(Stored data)
------------------------

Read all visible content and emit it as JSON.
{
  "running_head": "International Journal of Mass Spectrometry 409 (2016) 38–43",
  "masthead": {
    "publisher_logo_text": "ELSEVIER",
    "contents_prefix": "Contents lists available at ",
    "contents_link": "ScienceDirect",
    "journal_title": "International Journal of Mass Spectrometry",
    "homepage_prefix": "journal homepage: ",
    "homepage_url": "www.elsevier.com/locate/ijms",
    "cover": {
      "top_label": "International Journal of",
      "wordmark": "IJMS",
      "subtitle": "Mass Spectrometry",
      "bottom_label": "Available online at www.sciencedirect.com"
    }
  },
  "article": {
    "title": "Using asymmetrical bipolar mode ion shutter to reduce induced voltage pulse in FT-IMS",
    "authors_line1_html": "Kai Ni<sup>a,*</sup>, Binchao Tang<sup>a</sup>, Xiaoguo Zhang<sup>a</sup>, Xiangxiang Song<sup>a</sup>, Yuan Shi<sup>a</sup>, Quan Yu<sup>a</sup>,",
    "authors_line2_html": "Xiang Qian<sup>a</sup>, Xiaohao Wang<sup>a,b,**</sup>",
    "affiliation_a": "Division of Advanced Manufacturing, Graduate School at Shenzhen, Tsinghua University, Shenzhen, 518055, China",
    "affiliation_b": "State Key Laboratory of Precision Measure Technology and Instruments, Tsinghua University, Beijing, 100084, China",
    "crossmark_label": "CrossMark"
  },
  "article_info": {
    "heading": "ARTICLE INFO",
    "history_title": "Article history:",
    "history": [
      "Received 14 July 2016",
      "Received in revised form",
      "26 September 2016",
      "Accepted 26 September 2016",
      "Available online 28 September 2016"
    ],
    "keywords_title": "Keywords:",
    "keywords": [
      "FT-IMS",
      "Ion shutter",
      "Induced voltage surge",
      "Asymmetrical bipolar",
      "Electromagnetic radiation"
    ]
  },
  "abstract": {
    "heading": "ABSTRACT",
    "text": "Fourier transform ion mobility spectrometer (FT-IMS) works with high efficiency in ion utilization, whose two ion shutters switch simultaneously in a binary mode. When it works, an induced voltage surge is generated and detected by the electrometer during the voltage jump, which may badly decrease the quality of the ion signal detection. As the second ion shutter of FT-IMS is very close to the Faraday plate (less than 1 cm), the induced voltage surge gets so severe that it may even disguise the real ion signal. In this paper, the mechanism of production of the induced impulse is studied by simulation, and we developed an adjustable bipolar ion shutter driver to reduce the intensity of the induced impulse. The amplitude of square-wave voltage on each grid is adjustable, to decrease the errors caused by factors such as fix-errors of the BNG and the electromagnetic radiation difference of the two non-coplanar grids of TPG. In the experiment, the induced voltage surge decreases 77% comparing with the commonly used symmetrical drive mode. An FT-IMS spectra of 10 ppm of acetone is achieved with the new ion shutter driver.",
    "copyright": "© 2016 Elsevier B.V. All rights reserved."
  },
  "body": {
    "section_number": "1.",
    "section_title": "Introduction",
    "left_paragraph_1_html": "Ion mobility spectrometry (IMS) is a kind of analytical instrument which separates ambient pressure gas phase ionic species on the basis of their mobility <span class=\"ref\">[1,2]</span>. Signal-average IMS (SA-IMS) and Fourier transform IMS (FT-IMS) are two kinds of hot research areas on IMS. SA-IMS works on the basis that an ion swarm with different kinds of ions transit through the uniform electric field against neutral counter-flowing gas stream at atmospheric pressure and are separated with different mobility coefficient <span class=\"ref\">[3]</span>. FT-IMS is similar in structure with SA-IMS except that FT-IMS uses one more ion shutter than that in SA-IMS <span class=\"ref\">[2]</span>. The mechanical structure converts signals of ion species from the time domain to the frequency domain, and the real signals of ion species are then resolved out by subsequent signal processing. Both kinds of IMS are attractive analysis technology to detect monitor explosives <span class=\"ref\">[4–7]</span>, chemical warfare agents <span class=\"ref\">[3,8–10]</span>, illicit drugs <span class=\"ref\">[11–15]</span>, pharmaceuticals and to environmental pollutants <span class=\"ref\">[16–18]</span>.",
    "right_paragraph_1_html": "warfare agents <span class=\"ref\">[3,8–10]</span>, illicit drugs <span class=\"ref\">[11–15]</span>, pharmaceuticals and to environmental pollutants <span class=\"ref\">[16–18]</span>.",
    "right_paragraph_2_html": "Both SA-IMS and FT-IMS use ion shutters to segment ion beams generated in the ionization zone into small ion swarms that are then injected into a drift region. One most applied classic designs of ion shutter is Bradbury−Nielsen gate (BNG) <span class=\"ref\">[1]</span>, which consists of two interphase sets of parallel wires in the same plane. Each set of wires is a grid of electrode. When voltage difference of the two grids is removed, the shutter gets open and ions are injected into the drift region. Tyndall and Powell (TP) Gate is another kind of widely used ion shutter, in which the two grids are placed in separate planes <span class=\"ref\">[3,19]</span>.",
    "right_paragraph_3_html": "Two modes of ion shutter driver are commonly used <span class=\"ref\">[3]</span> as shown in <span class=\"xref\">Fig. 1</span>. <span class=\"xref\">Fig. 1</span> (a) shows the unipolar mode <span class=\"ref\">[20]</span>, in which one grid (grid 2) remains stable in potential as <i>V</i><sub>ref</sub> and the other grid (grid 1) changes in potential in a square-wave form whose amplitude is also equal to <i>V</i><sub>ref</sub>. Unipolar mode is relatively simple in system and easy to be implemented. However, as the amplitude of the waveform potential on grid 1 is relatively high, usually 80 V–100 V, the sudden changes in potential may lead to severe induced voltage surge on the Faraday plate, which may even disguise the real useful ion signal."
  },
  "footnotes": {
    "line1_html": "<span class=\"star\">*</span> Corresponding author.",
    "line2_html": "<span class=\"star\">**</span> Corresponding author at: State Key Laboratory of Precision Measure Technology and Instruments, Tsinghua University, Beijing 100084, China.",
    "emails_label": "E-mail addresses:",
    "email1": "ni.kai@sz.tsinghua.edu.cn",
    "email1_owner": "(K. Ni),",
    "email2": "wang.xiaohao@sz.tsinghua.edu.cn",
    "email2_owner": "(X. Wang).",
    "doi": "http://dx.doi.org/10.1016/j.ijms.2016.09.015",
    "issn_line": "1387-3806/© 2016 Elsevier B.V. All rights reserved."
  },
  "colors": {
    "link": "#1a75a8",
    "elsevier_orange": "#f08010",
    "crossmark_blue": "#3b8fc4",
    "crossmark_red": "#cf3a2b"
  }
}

------------------------

Produce an exact copy of the whole listing.

Read all visible content and emit it as JSON.
{
  "running_head": "International Journal of Mass Spectrometry 409 (2016) 38–43",
  "masthead": {
    "publisher_logo_text": "ELSEVIER",
    "contents_prefix": "Contents lists available at ",
    "contents_link": "ScienceDirect",
    "journal_title": "International Journal of Mass Spectrometry",
    "homepage_prefix": "journal homepage: ",
    "homepage_url": "www.elsevier.com/locate/ijms",
    "cover": {
      "top_label": "International Journal of",
      "wordmark": "IJMS",
      "subtitle": "Mass Spectrometry",
      "bottom_label": "Available online at www.sciencedirect.com"
    }
  },
  "article": {
    "title": "Using asymmetrical bipolar mode ion shutter to reduce induced voltage pulse in FT-IMS",
    "authors_line1_html": "Kai Ni<sup>a,*</sup>, Binchao Tang<sup>a</sup>, Xiaoguo Zhang<sup>a</sup>, Xiangxiang Song<sup>a</sup>, Yuan Shi<sup>a</sup>, Quan Yu<sup>a</sup>,",
    "authors_line2_html": "Xiang Qian<sup>a</sup>, Xiaohao Wang<sup>a,b,**</sup>",
    "affiliation_a": "Division of Advanced Manufacturing, Graduate School at Shenzhen, Tsinghua University, Shenzhen, 518055, China",
    "affiliation_b": "State Key Laboratory of Precision Measure Technology and Instruments, Tsinghua University, Beijing, 100084, China",
    "crossmark_label": "CrossMark"
  },
  "article_info": {
    "heading": "ARTICLE INFO",
    "history_title": "Article history:",
    "history": [
      "Received 14 July 2016",
      "Received in revised form",
      "26 September 2016",
      "Accepted 26 September 2016",
      "Available online 28 September 2016"
    ],
    "keywords_title": "Keywords:",
    "keywords": [
      "FT-IMS",
      "Ion shutter",
      "Induced voltage surge",
      "Asymmetrical bipolar",
      "Electromagnetic radiation"
    ]
  },
  "abstract": {
    "heading": "ABSTRACT",
    "text": "Fourier transform ion mobility spectrometer (FT-IMS) works with high efficiency in ion utilization, whose two ion shutters switch simultaneously in a binary mode. When it works, an induced voltage surge is generated and detected by the electrometer during the voltage jump, which may badly decrease the quality of the ion signal detection. As the second ion shutter of FT-IMS is very close to the Faraday plate (less than 1 cm), the induced voltage surge gets so severe that it may even disguise the real ion signal. In this paper, the mechanism of production of the induced impulse is studied by simulation, and we developed an adjustable bipolar ion shutter driver to reduce the intensity of the induced impulse. The amplitude of square-wave voltage on each grid is adjustable, to decrease the errors caused by factors such as fix-errors of the BNG and the electromagnetic radiation difference of the two non-coplanar grids of TPG. In the experiment, the induced voltage surge decreases 77% comparing with the commonly used symmetrical drive mode. An FT-IMS spectra of 10 ppm of acetone is achieved with the new ion shutter driver.",
    "copyright": "© 2016 Elsevier B.V. All rights reserved."
  },
  "body": {
    "section_number": "1.",
    "section_title": "Introduction",
    "left_paragraph_1_html": "Ion mobility spectrometry (IMS) is a kind of analytical instrument which separates ambient pressure gas phase ionic species on the basis of their mobility <span class=\"ref\">[1,2]</span>. Signal-average IMS (SA-IMS) and Fourier transform IMS (FT-IMS) are two kinds of hot research areas on IMS. SA-IMS works on the basis that an ion swarm with different kinds of ions transit through the uniform electric field against neutral counter-flowing gas stream at atmospheric pressure and are separated with different mobility coefficient <span class=\"ref\">[3]</span>. FT-IMS is similar in structure with SA-IMS except that FT-IMS uses one more ion shutter than that in SA-IMS <span class=\"ref\">[2]</span>. The mechanical structure converts signals of ion species from the time domain to the frequency domain, and the real signals of ion species are then resolved out by subsequent signal processing. Both kinds of IMS are attractive analysis technology to detect monitor explosives <span class=\"ref\">[4–7]</span>, chemical warfare agents <span class=\"ref\">[3,8–10]</span>, illicit drugs <span class=\"ref\">[11–15]</span>, pharmaceuticals and to environmental pollutants <span class=\"ref\">[16–18]</span>.",
    "right_paragraph_1_html": "warfare agents <span class=\"ref\">[3,8–10]</span>, illicit drugs <span class=\"ref\">[11–15]</span>, pharmaceuticals and to environmental pollutants <span class=\"ref\">[16–18]</span>.",
    "right_paragraph_2_html": "Both SA-IMS and FT-IMS use ion shutters to segment ion beams generated in the ionization zone into small ion swarms that are then injected into a drift region. One most applied classic designs of ion shutter is Bradbury−Nielsen gate (BNG) <span class=\"ref\">[1]</span>, which consists of two interphase sets of parallel wires in the same plane. Each set of wires is a grid of electrode. When voltage difference of the two grids is removed, the shutter gets open and ions are injected into the drift region. Tyndall and Powell (TP) Gate is another kind of widely used ion shutter, in which the two grids are placed in separate planes <span class=\"ref\">[3,19]</span>.",
    "right_paragraph_3_html": "Two modes of ion shutter driver are commonly used <span class=\"ref\">[3]</span> as shown in <span class=\"xref\">Fig. 1</span>. <span class=\"xref\">Fig. 1</span> (a) shows the unipolar mode <span class=\"ref\">[20]</span>, in which one grid (grid 2) remains stable in potential as <i>V</i><sub>ref</sub> and the other grid (grid 1) changes in potential in a square-wave form whose amplitude is also equal to <i>V</i><sub>ref</sub>. Unipolar mode is relatively simple in system and easy to be implemented. However, as the amplitude of the waveform potential on grid 1 is relatively high, usually 80 V–100 V, the sudden changes in potential may lead to severe induced voltage surge on the Faraday plate, which may even disguise the real useful ion signal."
  },
  "footnotes": {
    "line1_html": "<span class=\"star\">*</span> Corresponding author.",
    "line2_html": "<span class=\"star\">**</span> Corresponding author at: State Key Laboratory of Precision Measure Technology and Instruments, Tsinghua University, Beijing 100084, China.",
    "emails_label": "E-mail addresses:",
    "email1": "ni.kai@sz.tsinghua.edu.cn",
    "email1_owner": "(K. Ni),",
    "email2": "wang.xiaohao@sz.tsinghua.edu.cn",
    "email2_owner": "(X. Wang).",
    "doi": "http://dx.doi.org/10.1016/j.ijms.2016.09.015",
    "issn_line": "1387-3806/© 2016 Elsevier B.V. All rights reserved."
  },
  "colors": {
    "link": "#1a75a8",
    "elsevier_orange": "#f08010",
    "crossmark_blue": "#3b8fc4",
    "crossmark_red": "#cf3a2b"
  }
}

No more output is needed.